▶ [WHAT IS BEING ASKED]: Omit the images, then output each of the records below exactly.

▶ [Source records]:
####

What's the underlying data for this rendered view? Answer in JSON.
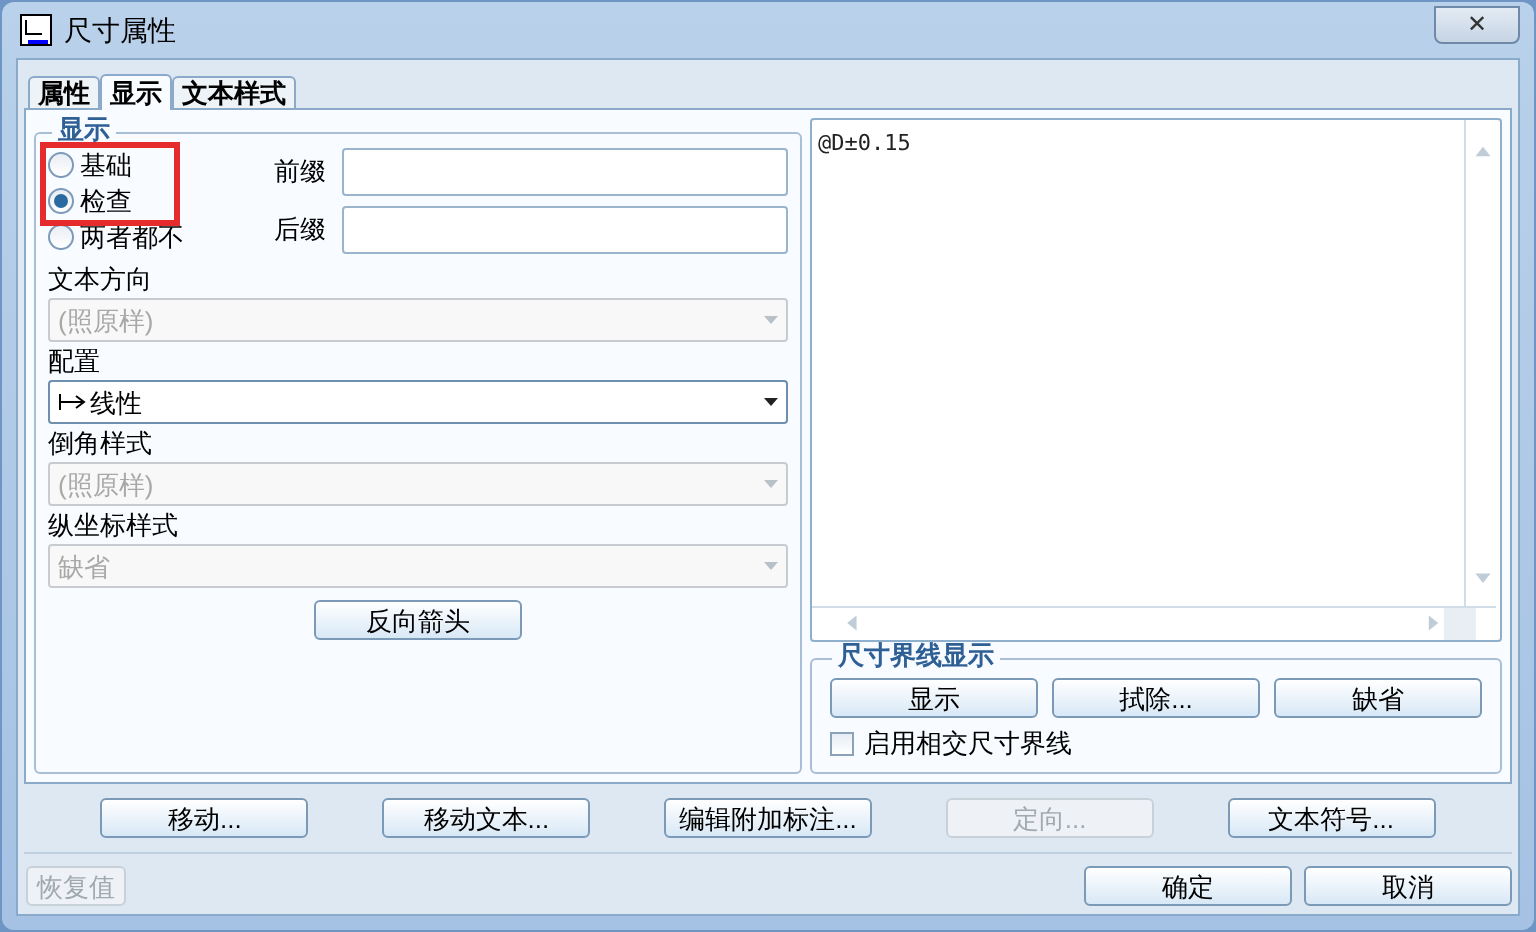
{
  "window": {
    "title": "尺寸属性",
    "close": "✕"
  },
  "tabs": [
    {
      "label": "属性",
      "selected": false
    },
    {
      "label": "显示",
      "selected": true
    },
    {
      "label": "文本样式",
      "selected": false
    }
  ],
  "display_group": {
    "title": "显示",
    "highlight_box": true,
    "radios": [
      {
        "label": "基础",
        "selected": false
      },
      {
        "label": "检查",
        "selected": true
      },
      {
        "label": "两者都不",
        "selected": false
      }
    ],
    "prefix": {
      "label": "前缀"
    },
    "suffix": {
      "label": "后缀"
    },
    "dropdowns": [
      {
        "label": "文本方向",
        "value": "(照原样)",
        "disabled": true,
        "icon": false
      },
      {
        "label": "配置",
        "value": "线性",
        "disabled": false,
        "icon": true
      },
      {
        "label": "倒角样式",
        "value": "(照原样)",
        "disabled": true,
        "icon": false
      },
      {
        "label": "纵坐标样式",
        "value": "缺省",
        "disabled": true,
        "icon": false
      }
    ],
    "reverse_button": "反向箭头"
  },
  "text_area": {
    "value": "@D±0.15"
  },
  "witness_group": {
    "title": "尺寸界线显示",
    "buttons": [
      "显示",
      "拭除...",
      "缺省"
    ],
    "checkbox": {
      "label": "启用相交尺寸界线",
      "checked": false
    }
  },
  "action_buttons": [
    {
      "label": "移动...",
      "disabled": false
    },
    {
      "label": "移动文本...",
      "disabled": false
    },
    {
      "label": "编辑附加标注...",
      "disabled": false
    },
    {
      "label": "定向...",
      "disabled": true
    },
    {
      "label": "文本符号...",
      "disabled": false
    }
  ],
  "footer": {
    "restore": {
      "label": "恢复值",
      "disabled": true
    },
    "ok": "确定",
    "cancel": "取消"
  }
}
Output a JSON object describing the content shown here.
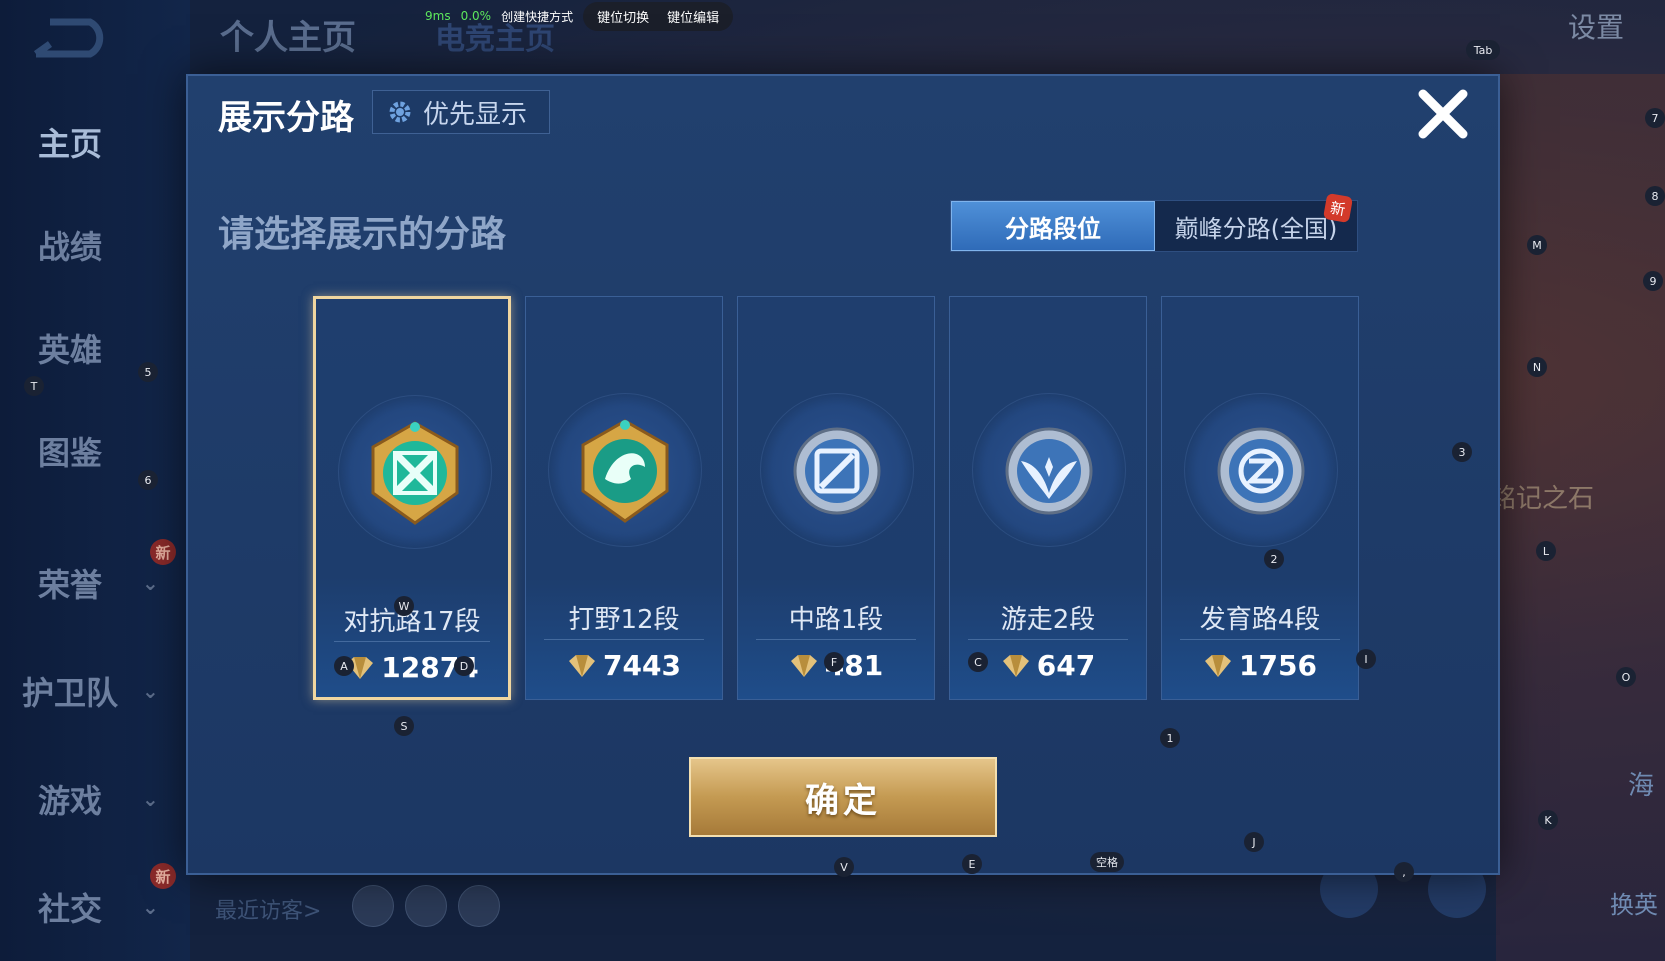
{
  "topbar": {
    "title": "个人主页",
    "title2": "电竞主页",
    "settings": "设置"
  },
  "overlay": {
    "ping": "9ms",
    "loss": "0.0%",
    "shortcut": "创建快捷方式",
    "switch": "键位切换",
    "edit": "键位编辑"
  },
  "sidebar": {
    "items": [
      {
        "label": "主页",
        "active": true
      },
      {
        "label": "战绩"
      },
      {
        "label": "英雄"
      },
      {
        "label": "图鉴"
      },
      {
        "label": "荣誉",
        "new": "新"
      },
      {
        "label": "护卫队"
      },
      {
        "label": "游戏"
      },
      {
        "label": "社交",
        "new": "新"
      }
    ]
  },
  "modal": {
    "title": "展示分路",
    "priority_label": "优先显示",
    "subtitle": "请选择展示的分路",
    "tabs": [
      {
        "label": "分路段位",
        "active": true
      },
      {
        "label": "巅峰分路(全国)",
        "badge": "新"
      }
    ],
    "cards": [
      {
        "rank": "对抗路17段",
        "score": "12874",
        "selected": true,
        "emblem": "clash-lane-emblem-icon"
      },
      {
        "rank": "打野12段",
        "score": "7443",
        "emblem": "jungle-emblem-icon"
      },
      {
        "rank": "中路1段",
        "score": "481",
        "emblem": "mid-lane-emblem-icon"
      },
      {
        "rank": "游走2段",
        "score": "647",
        "emblem": "roam-emblem-icon"
      },
      {
        "rank": "发育路4段",
        "score": "1756",
        "emblem": "farm-lane-emblem-icon"
      }
    ],
    "confirm_label": "确定"
  },
  "bottom": {
    "visitors_label": "最近访客>"
  },
  "right": {
    "stone": "铭记之石",
    "hai": "海",
    "swap": "换英"
  },
  "keys": {
    "T": "T",
    "5": "5",
    "6": "6",
    "W": "W",
    "A": "A",
    "D": "D",
    "S": "S",
    "F": "F",
    "C": "C",
    "2": "2",
    "I": "I",
    "1": "1",
    "V": "V",
    "E": "E",
    "space": "空格",
    "J": "J",
    "comma": ",",
    "Tab": "Tab",
    "M": "M",
    "N": "N",
    "3": "3",
    "L": "L",
    "O": "O",
    "K": "K",
    "7": "7",
    "8": "8",
    "9": "9"
  },
  "colors": {
    "accent_gold": "#f0d6a0",
    "tab_active": "#3f7dc8",
    "modal_bg": "#21406e"
  }
}
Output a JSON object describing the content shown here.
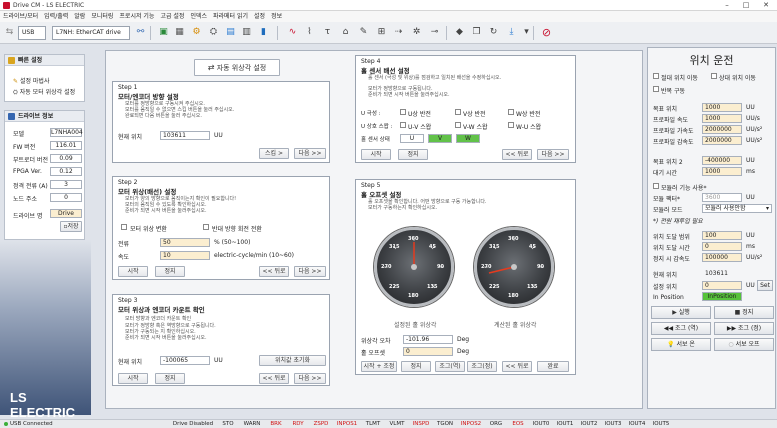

####

▶ [RESULT OF THE TASK]:
What's the underlying data for this rendered view? Answer in JSON.
{
  "window": {
    "title": "尺寸属性",
    "close": "✕"
  },
  "tabs": [
    {
      "label": "属性",
      "selected": false
    },
    {
      "label": "显示",
      "selected": true
    },
    {
      "label": "文本样式",
      "selected": false
    }
  ],
  "display_group": {
    "title": "显示",
    "highlight_box": true,
    "radios": [
      {
        "label": "基础",
        "selected": false
      },
      {
        "label": "检查",
        "selected": true
      },
      {
        "label": "两者都不",
        "selected": false
      }
    ],
    "prefix": {
      "label": "前缀"
    },
    "suffix": {
      "label": "后缀"
    },
    "dropdowns": [
      {
        "label": "文本方向",
        "value": "(照原样)",
        "disabled": true,
        "icon": false
      },
      {
        "label": "配置",
        "value": "线性",
        "disabled": false,
        "icon": true
      },
      {
        "label": "倒角样式",
        "value": "(照原样)",
        "disabled": true,
        "icon": false
      },
      {
        "label": "纵坐标样式",
        "value": "缺省",
        "disabled": true,
        "icon": false
      }
    ],
    "reverse_button": "反向箭头"
  },
  "text_area": {
    "value": "@D±0.15"
  },
  "witness_group": {
    "title": "尺寸界线显示",
    "buttons": [
      "显示",
      "拭除...",
      "缺省"
    ],
    "checkbox": {
      "label": "启用相交尺寸界线",
      "checked": false
    }
  },
  "action_buttons": [
    {
      "label": "移动...",
      "disabled": false
    },
    {
      "label": "移动文本...",
      "disabled": false
    },
    {
      "label": "编辑附加标注...",
      "disabled": false
    },
    {
      "label": "定向...",
      "disabled": true
    },
    {
      "label": "文本符号...",
      "disabled": false
    }
  ],
  "footer": {
    "restore": {
      "label": "恢复值",
      "disabled": true
    },
    "ok": "确定",
    "cancel": "取消"
  }
}
Output a JSON object describing the content shown here.
{
  "topbar": {
    "title": "个人主页",
    "title2": "电竞主页",
    "settings": "设置"
  },
  "overlay": {
    "ping": "9ms",
    "loss": "0.0%",
    "shortcut": "创建快捷方式",
    "switch": "键位切换",
    "edit": "键位编辑"
  },
  "sidebar": {
    "items": [
      {
        "label": "主页",
        "active": true
      },
      {
        "label": "战绩"
      },
      {
        "label": "英雄"
      },
      {
        "label": "图鉴"
      },
      {
        "label": "荣誉",
        "new": "新"
      },
      {
        "label": "护卫队"
      },
      {
        "label": "游戏"
      },
      {
        "label": "社交",
        "new": "新"
      }
    ]
  },
  "modal": {
    "title": "展示分路",
    "priority_label": "优先显示",
    "subtitle": "请选择展示的分路",
    "tabs": [
      {
        "label": "分路段位",
        "active": true
      },
      {
        "label": "巅峰分路(全国)",
        "badge": "新"
      }
    ],
    "cards": [
      {
        "rank": "对抗路17段",
        "score": "12874",
        "selected": true,
        "emblem": "clash-lane-emblem-icon"
      },
      {
        "rank": "打野12段",
        "score": "7443",
        "emblem": "jungle-emblem-icon"
      },
      {
        "rank": "中路1段",
        "score": "481",
        "emblem": "mid-lane-emblem-icon"
      },
      {
        "rank": "游走2段",
        "score": "647",
        "emblem": "roam-emblem-icon"
      },
      {
        "rank": "发育路4段",
        "score": "1756",
        "emblem": "farm-lane-emblem-icon"
      }
    ],
    "confirm_label": "确定"
  },
  "bottom": {
    "visitors_label": "最近访客>"
  },
  "right": {
    "stone": "铭记之石",
    "hai": "海",
    "swap": "换英"
  },
  "keys": {
    "T": "T",
    "5": "5",
    "6": "6",
    "W": "W",
    "A": "A",
    "D": "D",
    "S": "S",
    "F": "F",
    "C": "C",
    "2": "2",
    "I": "I",
    "1": "1",
    "V": "V",
    "E": "E",
    "space": "空格",
    "J": "J",
    "comma": ",",
    "Tab": "Tab",
    "M": "M",
    "N": "N",
    "3": "3",
    "L": "L",
    "O": "O",
    "K": "K",
    "7": "7",
    "8": "8",
    "9": "9"
  },
  "colors": {
    "accent_gold": "#f0d6a0",
    "tab_active": "#3f7dc8",
    "modal_bg": "#21406e"
  }
}
Output a JSON object describing the content shown here.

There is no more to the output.